Given request
Keep the images out and copy every entry below exactly.
►
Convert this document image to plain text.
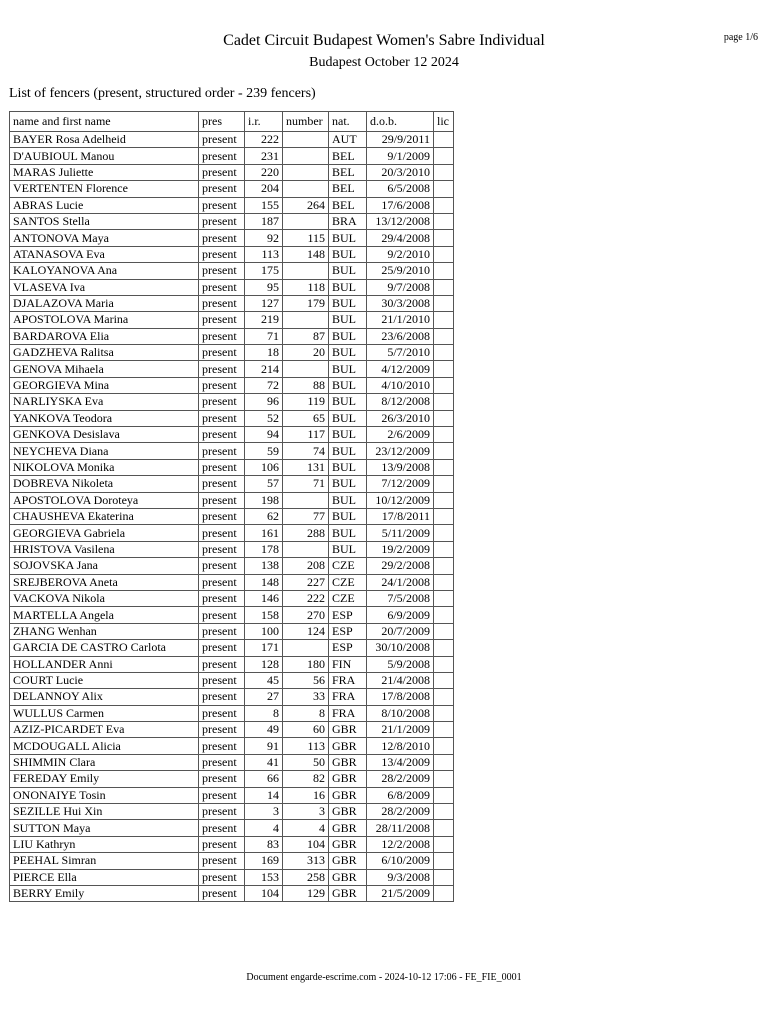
Cadet Circuit Budapest Women's Sabre Individual
Budapest October 12 2024
page 1/6
List of fencers (present, structured order - 239 fencers)
name and first name	pres	i.r.	number	nat.	d.o.b.	lic
BAYER Rosa Adelheid	present	222		AUT	29/9/2011	
D'AUBIOUL Manou	present	231		BEL	9/1/2009	
MARAS Juliette	present	220		BEL	20/3/2010	
VERTENTEN Florence	present	204		BEL	6/5/2008	
ABRAS Lucie	present	155	264	BEL	17/6/2008	
SANTOS Stella	present	187		BRA	13/12/2008	
ANTONOVA Maya	present	92	115	BUL	29/4/2008	
ATANASOVA Eva	present	113	148	BUL	9/2/2010	
KALOYANOVA Ana	present	175		BUL	25/9/2010	
VLASEVA Iva	present	95	118	BUL	9/7/2008	
DJALAZOVA Maria	present	127	179	BUL	30/3/2008	
APOSTOLOVA Marina	present	219		BUL	21/1/2010	
BARDAROVA Elia	present	71	87	BUL	23/6/2008	
GADZHEVA Ralitsa	present	18	20	BUL	5/7/2010	
GENOVA Mihaela	present	214		BUL	4/12/2009	
GEORGIEVA Mina	present	72	88	BUL	4/10/2010	
NARLIYSKA Eva	present	96	119	BUL	8/12/2008	
YANKOVA Teodora	present	52	65	BUL	26/3/2010	
GENKOVA Desislava	present	94	117	BUL	2/6/2009	
NEYCHEVA Diana	present	59	74	BUL	23/12/2009	
NIKOLOVA Monika	present	106	131	BUL	13/9/2008	
DOBREVA Nikoleta	present	57	71	BUL	7/12/2009	
APOSTOLOVA Doroteya	present	198		BUL	10/12/2009	
CHAUSHEVA Ekaterina	present	62	77	BUL	17/8/2011	
GEORGIEVA Gabriela	present	161	288	BUL	5/11/2009	
HRISTOVA Vasilena	present	178		BUL	19/2/2009	
SOJOVSKA Jana	present	138	208	CZE	29/2/2008	
SREJBEROVA Aneta	present	148	227	CZE	24/1/2008	
VACKOVA Nikola	present	146	222	CZE	7/5/2008	
MARTELLA Angela	present	158	270	ESP	6/9/2009	
ZHANG Wenhan	present	100	124	ESP	20/7/2009	
GARCIA DE CASTRO Carlota	present	171		ESP	30/10/2008	
HOLLANDER Anni	present	128	180	FIN	5/9/2008	
COURT Lucie	present	45	56	FRA	21/4/2008	
DELANNOY Alix	present	27	33	FRA	17/8/2008	
WULLUS Carmen	present	8	8	FRA	8/10/2008	
AZIZ-PICARDET Eva	present	49	60	GBR	21/1/2009	
MCDOUGALL Alicia	present	91	113	GBR	12/8/2010	
SHIMMIN Clara	present	41	50	GBR	13/4/2009	
FEREDAY Emily	present	66	82	GBR	28/2/2009	
ONONAIYE Tosin	present	14	16	GBR	6/8/2009	
SEZILLE Hui Xin	present	3	3	GBR	28/2/2009	
SUTTON Maya	present	4	4	GBR	28/11/2008	
LIU Kathryn	present	83	104	GBR	12/2/2008	
PEEHAL Simran	present	169	313	GBR	6/10/2009	
PIERCE Ella	present	153	258	GBR	9/3/2008	
BERRY Emily	present	104	129	GBR	21/5/2009	
Document engarde-escrime.com - 2024-10-12 17:06 - FE_FIE_0001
◄
Written solution
Convert this document image to plain text.
Cadet Circuit Budapest Women's Sabre Individual
Budapest October 12 2024
page 1/6
List of fencers (present, structured order - 239 fencers)
name and first name	pres	i.r.	number	nat.	d.o.b.	lic
BAYER Rosa Adelheid	present	222		AUT	29/9/2011	
D'AUBIOUL Manou	present	231		BEL	9/1/2009	
MARAS Juliette	present	220		BEL	20/3/2010	
VERTENTEN Florence	present	204		BEL	6/5/2008	
ABRAS Lucie	present	155	264	BEL	17/6/2008	
SANTOS Stella	present	187		BRA	13/12/2008	
ANTONOVA Maya	present	92	115	BUL	29/4/2008	
ATANASOVA Eva	present	113	148	BUL	9/2/2010	
KALOYANOVA Ana	present	175		BUL	25/9/2010	
VLASEVA Iva	present	95	118	BUL	9/7/2008	
DJALAZOVA Maria	present	127	179	BUL	30/3/2008	
APOSTOLOVA Marina	present	219		BUL	21/1/2010	
BARDAROVA Elia	present	71	87	BUL	23/6/2008	
GADZHEVA Ralitsa	present	18	20	BUL	5/7/2010	
GENOVA Mihaela	present	214		BUL	4/12/2009	
GEORGIEVA Mina	present	72	88	BUL	4/10/2010	
NARLIYSKA Eva	present	96	119	BUL	8/12/2008	
YANKOVA Teodora	present	52	65	BUL	26/3/2010	
GENKOVA Desislava	present	94	117	BUL	2/6/2009	
NEYCHEVA Diana	present	59	74	BUL	23/12/2009	
NIKOLOVA Monika	present	106	131	BUL	13/9/2008	
DOBREVA Nikoleta	present	57	71	BUL	7/12/2009	
APOSTOLOVA Doroteya	present	198		BUL	10/12/2009	
CHAUSHEVA Ekaterina	present	62	77	BUL	17/8/2011	
GEORGIEVA Gabriela	present	161	288	BUL	5/11/2009	
HRISTOVA Vasilena	present	178		BUL	19/2/2009	
SOJOVSKA Jana	present	138	208	CZE	29/2/2008	
SREJBEROVA Aneta	present	148	227	CZE	24/1/2008	
VACKOVA Nikola	present	146	222	CZE	7/5/2008	
MARTELLA Angela	present	158	270	ESP	6/9/2009	
ZHANG Wenhan	present	100	124	ESP	20/7/2009	
GARCIA DE CASTRO Carlota	present	171		ESP	30/10/2008	
HOLLANDER Anni	present	128	180	FIN	5/9/2008	
COURT Lucie	present	45	56	FRA	21/4/2008	
DELANNOY Alix	present	27	33	FRA	17/8/2008	
WULLUS Carmen	present	8	8	FRA	8/10/2008	
AZIZ-PICARDET Eva	present	49	60	GBR	21/1/2009	
MCDOUGALL Alicia	present	91	113	GBR	12/8/2010	
SHIMMIN Clara	present	41	50	GBR	13/4/2009	
FEREDAY Emily	present	66	82	GBR	28/2/2009	
ONONAIYE Tosin	present	14	16	GBR	6/8/2009	
SEZILLE Hui Xin	present	3	3	GBR	28/2/2009	
SUTTON Maya	present	4	4	GBR	28/11/2008	
LIU Kathryn	present	83	104	GBR	12/2/2008	
PEEHAL Simran	present	169	313	GBR	6/10/2009	
PIERCE Ella	present	153	258	GBR	9/3/2008	
BERRY Emily	present	104	129	GBR	21/5/2009	
Document engarde-escrime.com - 2024-10-12 17:06 - FE_FIE_0001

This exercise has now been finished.